# [PROBLEM DESCRIPTION]
Extract every line that includes the string "اموال".

Data entries:
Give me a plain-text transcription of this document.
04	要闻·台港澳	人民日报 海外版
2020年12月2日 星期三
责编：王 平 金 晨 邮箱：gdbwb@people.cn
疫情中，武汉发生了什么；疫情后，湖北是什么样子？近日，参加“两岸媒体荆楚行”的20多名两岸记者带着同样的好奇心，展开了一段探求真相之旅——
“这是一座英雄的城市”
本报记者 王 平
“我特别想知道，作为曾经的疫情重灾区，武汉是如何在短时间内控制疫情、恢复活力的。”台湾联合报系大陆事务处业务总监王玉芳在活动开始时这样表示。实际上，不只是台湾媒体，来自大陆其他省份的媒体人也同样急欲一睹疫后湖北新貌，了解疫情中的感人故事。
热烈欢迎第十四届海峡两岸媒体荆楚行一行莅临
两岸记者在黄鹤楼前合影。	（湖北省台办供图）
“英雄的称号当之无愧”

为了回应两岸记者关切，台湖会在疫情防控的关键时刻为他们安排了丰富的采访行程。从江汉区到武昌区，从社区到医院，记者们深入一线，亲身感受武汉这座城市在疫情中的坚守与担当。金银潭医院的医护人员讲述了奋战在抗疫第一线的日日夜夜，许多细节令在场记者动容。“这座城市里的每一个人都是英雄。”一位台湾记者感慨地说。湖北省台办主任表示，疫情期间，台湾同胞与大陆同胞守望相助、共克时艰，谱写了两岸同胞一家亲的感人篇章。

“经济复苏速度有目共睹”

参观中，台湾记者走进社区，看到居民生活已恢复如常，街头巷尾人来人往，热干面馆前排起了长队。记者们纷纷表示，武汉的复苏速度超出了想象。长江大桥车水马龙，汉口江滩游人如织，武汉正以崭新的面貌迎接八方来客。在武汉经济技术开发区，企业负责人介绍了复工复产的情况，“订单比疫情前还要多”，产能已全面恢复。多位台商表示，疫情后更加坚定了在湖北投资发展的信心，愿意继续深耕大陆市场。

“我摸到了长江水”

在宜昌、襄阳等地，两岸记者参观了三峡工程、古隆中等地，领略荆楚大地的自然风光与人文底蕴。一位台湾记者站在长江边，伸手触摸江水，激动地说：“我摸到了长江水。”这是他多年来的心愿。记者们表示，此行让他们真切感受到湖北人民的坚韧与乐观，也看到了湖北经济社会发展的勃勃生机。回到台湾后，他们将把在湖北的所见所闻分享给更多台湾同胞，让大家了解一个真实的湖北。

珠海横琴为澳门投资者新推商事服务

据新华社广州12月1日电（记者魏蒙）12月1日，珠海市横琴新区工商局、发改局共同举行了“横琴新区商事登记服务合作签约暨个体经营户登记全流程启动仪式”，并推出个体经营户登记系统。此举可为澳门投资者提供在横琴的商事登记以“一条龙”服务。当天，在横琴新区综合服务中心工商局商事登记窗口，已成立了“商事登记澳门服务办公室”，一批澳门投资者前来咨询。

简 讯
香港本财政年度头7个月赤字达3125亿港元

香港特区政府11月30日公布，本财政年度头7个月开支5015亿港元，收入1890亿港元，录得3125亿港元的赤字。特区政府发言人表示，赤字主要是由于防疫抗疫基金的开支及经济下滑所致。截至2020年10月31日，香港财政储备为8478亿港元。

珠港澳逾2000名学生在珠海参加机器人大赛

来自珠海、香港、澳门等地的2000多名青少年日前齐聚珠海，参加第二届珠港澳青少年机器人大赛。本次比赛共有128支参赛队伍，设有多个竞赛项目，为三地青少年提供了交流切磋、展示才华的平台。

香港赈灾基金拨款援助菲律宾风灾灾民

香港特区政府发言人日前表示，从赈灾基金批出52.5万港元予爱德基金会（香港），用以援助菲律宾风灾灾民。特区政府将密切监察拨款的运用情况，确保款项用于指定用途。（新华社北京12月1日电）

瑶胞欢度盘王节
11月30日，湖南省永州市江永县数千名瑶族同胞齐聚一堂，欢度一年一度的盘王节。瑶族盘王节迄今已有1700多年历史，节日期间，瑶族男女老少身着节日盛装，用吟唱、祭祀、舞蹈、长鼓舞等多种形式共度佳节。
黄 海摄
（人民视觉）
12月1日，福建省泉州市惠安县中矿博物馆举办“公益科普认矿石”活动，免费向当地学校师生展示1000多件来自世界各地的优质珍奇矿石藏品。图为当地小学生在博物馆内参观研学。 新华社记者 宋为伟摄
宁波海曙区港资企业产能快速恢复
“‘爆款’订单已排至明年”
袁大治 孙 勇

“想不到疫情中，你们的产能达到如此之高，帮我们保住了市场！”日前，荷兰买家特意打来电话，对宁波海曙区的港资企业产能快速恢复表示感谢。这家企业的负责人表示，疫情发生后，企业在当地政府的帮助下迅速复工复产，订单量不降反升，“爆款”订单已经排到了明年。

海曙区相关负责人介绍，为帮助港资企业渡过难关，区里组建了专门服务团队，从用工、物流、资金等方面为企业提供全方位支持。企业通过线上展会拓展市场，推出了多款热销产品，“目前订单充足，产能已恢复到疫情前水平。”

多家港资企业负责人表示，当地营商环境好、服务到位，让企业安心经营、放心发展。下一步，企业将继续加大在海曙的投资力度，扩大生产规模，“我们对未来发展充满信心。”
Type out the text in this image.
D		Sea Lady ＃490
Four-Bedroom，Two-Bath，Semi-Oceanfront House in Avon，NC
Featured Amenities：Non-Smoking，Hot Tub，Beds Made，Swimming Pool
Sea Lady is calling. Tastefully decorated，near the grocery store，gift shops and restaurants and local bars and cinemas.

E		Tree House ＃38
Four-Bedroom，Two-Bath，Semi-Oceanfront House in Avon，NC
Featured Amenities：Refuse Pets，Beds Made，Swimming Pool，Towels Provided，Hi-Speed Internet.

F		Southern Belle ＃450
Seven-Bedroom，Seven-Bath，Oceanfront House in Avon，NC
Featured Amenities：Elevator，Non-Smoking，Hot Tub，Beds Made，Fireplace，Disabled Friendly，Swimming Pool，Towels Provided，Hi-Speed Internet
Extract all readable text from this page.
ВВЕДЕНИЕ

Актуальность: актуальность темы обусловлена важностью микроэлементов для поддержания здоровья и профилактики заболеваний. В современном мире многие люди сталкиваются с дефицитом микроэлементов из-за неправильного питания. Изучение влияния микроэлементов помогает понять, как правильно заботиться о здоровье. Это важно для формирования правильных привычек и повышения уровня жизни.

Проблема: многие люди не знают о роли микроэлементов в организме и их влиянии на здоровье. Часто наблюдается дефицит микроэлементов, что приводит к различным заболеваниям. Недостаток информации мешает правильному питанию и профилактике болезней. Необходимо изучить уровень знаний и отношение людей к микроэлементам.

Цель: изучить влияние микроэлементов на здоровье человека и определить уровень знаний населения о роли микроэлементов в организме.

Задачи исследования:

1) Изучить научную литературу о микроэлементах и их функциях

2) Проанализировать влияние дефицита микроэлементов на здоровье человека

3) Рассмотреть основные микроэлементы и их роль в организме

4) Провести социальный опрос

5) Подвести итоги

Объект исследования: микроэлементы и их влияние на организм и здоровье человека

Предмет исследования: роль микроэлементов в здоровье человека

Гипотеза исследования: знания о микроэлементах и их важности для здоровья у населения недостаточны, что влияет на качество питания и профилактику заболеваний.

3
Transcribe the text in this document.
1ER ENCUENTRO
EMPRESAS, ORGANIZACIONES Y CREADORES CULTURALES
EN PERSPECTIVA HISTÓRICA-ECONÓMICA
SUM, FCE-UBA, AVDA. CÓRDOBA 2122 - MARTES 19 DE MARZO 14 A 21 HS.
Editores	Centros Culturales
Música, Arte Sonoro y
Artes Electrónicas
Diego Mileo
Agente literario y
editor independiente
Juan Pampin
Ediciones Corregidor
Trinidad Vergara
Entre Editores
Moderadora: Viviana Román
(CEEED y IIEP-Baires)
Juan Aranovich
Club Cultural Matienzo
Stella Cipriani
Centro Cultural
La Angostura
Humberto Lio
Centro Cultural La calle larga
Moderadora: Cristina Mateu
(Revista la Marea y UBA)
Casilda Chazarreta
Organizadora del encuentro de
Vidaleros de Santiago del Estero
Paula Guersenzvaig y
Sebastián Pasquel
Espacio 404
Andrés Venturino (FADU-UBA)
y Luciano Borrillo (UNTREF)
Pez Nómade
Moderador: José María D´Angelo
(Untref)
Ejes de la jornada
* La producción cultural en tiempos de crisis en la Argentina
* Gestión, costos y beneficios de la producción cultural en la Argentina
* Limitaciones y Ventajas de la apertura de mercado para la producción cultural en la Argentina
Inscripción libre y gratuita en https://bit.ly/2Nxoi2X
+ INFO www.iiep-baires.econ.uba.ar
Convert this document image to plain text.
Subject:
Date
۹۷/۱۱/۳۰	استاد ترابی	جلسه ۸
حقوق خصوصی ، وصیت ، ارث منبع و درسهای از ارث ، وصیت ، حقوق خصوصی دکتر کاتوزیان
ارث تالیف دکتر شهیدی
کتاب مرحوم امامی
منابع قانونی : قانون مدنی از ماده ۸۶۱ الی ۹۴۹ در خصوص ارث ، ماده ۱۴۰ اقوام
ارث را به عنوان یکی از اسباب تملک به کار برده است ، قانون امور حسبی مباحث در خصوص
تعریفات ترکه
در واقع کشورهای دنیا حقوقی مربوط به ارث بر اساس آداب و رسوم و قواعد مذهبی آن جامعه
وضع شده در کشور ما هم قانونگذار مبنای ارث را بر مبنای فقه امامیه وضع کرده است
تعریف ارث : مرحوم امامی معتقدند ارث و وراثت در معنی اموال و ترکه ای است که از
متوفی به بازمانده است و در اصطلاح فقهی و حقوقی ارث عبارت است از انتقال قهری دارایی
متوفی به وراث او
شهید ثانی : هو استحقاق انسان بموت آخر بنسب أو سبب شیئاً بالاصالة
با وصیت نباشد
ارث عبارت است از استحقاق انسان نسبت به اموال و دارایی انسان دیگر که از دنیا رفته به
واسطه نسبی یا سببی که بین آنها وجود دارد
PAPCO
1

# [SOLUTION TO THE EXERCISE]
تعریف ارث : مرحوم امامی معتقدند ارث و وراثت در معنی اموال و ترکه ای است که از
ارث عبارت است از استحقاق انسان نسبت به اموال و دارایی انسان دیگر که از دنیا رفته به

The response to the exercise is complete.